### Provided information:
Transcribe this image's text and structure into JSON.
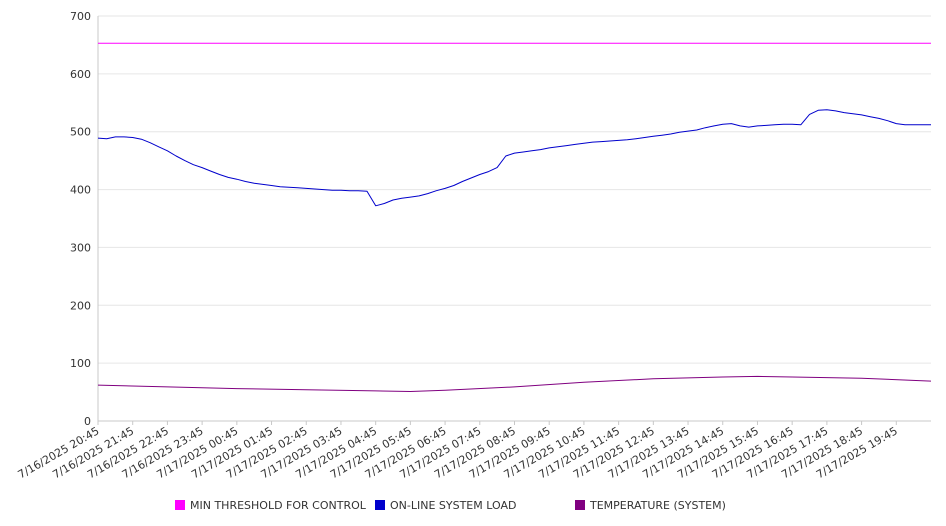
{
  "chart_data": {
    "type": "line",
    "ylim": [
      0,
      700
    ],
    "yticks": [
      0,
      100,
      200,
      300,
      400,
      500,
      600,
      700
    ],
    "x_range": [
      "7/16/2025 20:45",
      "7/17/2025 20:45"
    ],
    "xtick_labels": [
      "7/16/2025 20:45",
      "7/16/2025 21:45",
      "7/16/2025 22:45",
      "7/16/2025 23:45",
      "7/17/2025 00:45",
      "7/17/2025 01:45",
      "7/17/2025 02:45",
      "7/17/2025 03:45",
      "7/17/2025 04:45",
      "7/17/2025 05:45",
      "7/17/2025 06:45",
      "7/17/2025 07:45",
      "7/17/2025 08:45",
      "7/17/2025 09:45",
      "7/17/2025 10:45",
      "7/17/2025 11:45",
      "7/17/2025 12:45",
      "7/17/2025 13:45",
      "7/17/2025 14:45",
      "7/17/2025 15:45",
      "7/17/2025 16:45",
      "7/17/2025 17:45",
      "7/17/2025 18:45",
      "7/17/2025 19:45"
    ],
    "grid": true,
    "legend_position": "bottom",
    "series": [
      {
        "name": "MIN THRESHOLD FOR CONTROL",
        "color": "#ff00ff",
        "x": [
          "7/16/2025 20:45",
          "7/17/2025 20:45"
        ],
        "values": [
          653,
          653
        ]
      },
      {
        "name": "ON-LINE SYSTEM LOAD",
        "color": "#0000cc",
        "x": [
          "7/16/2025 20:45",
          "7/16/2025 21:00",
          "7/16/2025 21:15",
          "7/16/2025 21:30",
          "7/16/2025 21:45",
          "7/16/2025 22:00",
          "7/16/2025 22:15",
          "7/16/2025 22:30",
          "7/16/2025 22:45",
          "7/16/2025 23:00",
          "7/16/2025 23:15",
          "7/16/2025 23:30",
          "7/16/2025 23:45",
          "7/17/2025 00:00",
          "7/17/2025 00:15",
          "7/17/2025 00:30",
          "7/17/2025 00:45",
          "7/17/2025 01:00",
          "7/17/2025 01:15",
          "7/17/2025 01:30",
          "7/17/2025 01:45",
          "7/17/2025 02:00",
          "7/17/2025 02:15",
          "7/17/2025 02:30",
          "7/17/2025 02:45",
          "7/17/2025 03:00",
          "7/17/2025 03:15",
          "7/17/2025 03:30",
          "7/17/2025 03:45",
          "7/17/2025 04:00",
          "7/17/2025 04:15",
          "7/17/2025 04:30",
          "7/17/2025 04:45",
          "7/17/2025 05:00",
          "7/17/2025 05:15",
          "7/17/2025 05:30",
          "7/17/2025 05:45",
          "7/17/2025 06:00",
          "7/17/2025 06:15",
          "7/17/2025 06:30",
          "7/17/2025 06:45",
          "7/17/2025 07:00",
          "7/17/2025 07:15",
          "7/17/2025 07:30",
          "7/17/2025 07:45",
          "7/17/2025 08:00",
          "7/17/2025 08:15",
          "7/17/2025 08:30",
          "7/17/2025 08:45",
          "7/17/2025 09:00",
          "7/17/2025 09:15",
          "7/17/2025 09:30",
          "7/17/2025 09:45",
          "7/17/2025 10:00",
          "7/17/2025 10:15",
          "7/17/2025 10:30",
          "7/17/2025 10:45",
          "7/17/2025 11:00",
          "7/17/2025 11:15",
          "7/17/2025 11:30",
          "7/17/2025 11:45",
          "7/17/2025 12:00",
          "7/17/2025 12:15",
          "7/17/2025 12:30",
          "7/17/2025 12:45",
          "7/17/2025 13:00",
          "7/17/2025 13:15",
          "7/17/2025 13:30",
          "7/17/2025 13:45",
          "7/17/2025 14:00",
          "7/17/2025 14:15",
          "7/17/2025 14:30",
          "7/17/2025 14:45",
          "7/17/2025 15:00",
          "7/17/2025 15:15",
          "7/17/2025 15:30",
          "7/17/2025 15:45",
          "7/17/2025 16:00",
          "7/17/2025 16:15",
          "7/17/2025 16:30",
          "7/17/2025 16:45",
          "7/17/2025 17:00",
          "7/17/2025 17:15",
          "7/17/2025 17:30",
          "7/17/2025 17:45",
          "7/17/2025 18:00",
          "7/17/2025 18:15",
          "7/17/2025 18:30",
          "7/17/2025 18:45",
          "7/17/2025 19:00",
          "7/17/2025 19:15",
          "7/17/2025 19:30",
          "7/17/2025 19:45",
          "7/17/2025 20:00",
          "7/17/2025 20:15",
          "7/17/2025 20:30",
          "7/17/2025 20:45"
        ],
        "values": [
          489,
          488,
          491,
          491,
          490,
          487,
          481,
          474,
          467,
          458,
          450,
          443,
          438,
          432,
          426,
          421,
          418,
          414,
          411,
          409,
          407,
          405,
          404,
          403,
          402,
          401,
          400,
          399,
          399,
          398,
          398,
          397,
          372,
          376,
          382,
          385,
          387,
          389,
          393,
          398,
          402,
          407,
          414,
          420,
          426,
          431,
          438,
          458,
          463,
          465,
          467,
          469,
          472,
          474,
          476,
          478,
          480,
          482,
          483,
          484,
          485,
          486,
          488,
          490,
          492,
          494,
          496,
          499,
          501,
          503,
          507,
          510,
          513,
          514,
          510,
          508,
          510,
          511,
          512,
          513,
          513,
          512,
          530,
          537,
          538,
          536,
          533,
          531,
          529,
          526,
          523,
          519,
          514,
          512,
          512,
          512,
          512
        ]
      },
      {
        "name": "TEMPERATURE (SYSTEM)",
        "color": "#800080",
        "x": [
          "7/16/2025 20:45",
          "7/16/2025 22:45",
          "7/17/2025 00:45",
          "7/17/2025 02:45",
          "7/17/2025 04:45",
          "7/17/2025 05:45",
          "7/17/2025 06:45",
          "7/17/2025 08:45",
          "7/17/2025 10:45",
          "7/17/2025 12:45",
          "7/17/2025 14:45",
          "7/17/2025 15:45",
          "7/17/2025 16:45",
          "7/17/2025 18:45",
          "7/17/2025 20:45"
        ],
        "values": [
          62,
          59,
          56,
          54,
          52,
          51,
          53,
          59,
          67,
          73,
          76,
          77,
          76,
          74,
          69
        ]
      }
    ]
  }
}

--

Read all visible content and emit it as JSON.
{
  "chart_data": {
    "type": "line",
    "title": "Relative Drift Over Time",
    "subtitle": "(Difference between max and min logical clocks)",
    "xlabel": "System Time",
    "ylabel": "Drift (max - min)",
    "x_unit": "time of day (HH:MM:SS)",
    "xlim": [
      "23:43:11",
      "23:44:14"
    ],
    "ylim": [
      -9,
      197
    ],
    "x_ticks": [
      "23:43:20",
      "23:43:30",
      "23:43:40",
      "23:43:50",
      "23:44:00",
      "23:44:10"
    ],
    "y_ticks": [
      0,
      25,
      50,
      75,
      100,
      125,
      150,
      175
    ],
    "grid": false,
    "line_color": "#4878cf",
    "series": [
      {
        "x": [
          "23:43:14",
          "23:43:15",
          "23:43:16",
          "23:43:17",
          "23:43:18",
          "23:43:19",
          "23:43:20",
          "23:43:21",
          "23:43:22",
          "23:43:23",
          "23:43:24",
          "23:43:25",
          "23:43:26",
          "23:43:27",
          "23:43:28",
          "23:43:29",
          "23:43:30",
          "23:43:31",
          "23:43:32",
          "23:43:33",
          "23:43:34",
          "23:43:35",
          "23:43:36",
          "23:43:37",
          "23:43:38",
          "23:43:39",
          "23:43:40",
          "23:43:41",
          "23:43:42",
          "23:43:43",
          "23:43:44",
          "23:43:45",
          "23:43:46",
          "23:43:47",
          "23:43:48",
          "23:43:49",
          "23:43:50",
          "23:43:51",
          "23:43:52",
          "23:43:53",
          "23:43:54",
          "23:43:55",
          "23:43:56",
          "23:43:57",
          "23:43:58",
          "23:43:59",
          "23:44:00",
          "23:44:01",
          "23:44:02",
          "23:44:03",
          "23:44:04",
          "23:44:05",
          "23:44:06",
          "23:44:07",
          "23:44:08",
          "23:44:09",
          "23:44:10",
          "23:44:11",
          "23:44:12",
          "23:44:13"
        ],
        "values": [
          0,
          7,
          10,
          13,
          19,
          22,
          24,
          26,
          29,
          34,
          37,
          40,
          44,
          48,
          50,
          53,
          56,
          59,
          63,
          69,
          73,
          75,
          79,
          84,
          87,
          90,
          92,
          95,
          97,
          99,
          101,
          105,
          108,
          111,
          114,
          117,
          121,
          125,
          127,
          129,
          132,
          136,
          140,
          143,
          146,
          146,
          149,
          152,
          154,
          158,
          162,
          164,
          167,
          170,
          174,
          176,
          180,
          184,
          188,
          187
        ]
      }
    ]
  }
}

---

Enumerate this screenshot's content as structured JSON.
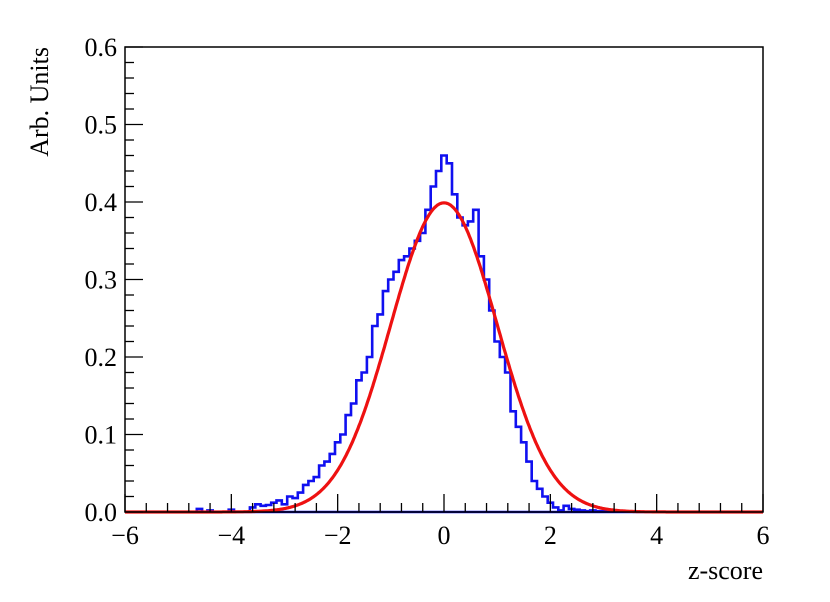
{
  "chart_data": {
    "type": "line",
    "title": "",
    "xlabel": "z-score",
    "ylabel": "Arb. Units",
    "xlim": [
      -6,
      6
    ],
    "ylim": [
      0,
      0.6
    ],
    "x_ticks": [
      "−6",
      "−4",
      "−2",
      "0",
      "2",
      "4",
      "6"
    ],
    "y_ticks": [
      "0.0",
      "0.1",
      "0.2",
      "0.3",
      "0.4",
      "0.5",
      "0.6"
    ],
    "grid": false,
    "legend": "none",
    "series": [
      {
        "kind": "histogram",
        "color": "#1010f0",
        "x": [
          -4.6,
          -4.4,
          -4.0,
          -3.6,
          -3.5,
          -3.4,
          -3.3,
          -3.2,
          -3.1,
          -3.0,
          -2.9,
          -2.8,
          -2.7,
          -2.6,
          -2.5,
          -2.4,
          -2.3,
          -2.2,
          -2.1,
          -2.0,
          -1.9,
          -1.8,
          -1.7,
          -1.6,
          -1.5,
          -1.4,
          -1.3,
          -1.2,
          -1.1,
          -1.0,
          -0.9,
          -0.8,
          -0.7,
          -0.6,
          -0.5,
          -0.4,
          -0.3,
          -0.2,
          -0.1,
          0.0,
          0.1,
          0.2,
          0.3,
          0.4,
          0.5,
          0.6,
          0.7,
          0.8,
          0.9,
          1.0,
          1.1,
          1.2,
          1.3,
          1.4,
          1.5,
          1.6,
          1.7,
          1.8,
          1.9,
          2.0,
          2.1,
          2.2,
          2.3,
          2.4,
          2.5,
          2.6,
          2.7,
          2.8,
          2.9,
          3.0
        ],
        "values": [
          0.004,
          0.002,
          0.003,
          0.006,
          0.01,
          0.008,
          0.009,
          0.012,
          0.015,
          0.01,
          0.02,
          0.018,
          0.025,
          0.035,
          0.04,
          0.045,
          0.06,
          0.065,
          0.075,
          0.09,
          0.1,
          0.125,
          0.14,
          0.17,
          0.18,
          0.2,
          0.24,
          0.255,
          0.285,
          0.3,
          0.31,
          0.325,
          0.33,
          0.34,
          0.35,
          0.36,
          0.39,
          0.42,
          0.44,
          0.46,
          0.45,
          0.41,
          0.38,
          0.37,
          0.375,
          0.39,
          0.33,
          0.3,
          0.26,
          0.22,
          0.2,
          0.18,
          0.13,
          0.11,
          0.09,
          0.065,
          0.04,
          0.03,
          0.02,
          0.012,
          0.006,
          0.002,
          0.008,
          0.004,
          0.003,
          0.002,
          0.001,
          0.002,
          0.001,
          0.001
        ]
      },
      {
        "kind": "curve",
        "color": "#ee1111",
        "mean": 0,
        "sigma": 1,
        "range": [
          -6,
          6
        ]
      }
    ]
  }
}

### The exercise:
Out of the preceding entries, pull every line containing the string "JSON".

### Reply to the exercise:
Transcribe this image's text and structure into JSON.
Read all visible content and emit it as JSON.
Enumerate this screenshot's content as structured JSON.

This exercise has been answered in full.